Data for this exercise ->
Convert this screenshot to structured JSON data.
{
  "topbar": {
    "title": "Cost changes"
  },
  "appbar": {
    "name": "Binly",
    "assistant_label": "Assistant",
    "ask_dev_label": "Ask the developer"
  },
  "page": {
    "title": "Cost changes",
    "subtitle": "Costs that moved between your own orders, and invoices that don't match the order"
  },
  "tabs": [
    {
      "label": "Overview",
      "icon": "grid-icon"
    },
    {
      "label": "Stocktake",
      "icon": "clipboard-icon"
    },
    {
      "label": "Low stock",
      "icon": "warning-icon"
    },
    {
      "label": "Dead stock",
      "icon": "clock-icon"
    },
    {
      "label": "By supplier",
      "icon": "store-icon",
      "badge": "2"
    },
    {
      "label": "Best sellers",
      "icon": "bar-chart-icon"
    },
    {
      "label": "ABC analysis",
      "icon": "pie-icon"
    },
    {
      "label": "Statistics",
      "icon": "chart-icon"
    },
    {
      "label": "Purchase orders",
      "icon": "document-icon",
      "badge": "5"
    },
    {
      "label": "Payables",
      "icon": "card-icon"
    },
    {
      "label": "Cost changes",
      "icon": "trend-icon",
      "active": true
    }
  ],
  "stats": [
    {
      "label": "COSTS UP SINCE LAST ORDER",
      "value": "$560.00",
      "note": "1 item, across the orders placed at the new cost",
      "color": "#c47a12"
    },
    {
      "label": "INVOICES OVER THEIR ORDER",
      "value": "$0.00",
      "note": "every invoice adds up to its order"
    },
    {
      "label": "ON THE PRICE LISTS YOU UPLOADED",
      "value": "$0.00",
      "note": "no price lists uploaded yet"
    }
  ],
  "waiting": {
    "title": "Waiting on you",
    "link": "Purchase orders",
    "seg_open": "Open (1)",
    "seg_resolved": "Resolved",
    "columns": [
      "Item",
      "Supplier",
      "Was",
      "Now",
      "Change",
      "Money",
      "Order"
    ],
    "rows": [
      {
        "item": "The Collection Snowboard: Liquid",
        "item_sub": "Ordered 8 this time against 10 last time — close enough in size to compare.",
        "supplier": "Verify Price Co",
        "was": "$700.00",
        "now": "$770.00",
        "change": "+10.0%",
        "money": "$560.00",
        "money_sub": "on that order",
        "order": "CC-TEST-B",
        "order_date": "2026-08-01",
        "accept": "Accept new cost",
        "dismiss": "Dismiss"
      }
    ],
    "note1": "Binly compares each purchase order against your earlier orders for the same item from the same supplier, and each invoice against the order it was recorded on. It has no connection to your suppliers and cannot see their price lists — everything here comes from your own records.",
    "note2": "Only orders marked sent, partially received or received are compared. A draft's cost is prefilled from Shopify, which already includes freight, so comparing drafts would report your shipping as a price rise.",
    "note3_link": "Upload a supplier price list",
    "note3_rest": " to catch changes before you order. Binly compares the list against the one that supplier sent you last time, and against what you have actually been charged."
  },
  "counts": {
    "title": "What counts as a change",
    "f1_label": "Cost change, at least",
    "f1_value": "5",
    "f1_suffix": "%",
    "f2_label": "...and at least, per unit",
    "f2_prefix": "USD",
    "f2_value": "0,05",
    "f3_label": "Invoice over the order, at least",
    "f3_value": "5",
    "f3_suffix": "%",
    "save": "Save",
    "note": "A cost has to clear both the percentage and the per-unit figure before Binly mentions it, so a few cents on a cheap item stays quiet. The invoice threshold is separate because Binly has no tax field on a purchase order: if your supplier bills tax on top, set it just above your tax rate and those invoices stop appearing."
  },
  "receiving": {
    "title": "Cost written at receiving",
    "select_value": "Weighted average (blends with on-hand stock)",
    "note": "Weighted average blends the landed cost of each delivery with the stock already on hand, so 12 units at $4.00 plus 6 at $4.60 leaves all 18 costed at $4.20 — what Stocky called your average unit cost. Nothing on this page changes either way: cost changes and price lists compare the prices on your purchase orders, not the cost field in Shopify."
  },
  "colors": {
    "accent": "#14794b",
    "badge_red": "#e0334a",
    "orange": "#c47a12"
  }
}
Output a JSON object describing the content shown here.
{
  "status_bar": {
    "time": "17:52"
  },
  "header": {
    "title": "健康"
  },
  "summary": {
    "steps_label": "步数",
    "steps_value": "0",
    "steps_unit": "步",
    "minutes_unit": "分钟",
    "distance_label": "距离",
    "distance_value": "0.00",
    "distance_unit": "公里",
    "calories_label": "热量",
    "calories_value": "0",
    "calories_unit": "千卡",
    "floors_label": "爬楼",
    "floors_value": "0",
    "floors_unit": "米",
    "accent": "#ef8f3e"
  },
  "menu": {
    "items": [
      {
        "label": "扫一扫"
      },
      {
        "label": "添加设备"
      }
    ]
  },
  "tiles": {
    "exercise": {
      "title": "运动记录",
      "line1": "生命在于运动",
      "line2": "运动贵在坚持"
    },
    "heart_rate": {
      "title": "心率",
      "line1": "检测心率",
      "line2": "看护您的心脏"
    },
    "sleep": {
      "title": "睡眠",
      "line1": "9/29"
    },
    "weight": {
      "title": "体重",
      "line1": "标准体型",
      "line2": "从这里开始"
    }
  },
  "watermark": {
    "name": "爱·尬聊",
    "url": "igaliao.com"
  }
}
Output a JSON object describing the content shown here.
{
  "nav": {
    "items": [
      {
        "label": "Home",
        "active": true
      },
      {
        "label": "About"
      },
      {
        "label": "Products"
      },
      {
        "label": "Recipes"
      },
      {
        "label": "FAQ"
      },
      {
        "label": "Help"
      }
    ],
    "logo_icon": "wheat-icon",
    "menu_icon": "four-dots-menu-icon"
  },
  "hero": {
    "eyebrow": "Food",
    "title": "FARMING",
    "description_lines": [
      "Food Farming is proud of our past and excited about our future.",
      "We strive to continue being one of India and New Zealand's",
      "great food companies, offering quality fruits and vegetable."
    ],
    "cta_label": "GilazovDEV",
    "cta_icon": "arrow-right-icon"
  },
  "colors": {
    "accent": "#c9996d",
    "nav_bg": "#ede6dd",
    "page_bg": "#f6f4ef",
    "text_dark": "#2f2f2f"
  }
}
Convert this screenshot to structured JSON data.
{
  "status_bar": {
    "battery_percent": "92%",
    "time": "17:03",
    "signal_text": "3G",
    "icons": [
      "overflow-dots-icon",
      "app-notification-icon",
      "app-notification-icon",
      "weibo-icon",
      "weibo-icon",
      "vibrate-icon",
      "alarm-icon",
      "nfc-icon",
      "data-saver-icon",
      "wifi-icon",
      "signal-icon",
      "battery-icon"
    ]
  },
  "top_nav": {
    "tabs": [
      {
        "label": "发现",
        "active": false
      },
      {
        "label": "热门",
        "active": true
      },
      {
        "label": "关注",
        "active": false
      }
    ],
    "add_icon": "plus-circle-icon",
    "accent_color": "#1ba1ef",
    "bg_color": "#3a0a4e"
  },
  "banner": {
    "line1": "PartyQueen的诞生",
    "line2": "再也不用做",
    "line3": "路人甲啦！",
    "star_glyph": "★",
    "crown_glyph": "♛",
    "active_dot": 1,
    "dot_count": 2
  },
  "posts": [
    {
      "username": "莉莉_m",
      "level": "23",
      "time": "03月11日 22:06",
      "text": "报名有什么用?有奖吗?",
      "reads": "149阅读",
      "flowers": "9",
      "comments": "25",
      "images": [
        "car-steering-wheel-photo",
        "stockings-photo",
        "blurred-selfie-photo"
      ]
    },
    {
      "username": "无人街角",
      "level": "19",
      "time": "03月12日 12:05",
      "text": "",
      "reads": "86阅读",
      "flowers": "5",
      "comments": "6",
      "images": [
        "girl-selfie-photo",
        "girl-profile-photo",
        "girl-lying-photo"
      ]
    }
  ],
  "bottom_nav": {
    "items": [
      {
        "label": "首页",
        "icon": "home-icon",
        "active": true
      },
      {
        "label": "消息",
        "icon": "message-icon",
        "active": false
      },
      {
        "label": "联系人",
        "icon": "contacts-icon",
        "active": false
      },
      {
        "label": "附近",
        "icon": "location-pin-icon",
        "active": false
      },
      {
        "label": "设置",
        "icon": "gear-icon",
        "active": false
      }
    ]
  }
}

Exercise task ->
Pull out each line of the listing that holds the string "sent".

Finished answer ->
    "note2": "Only orders marked sent, partially received or received are compared. A draft's cost is prefilled from Shopify, which already includes freight, so comparing drafts would report your shipping as a price rise.",
    "note3_rest": " to catch changes before you order. Binly compares the list against the one that supplier sent you last time, and against what you have actually been charged."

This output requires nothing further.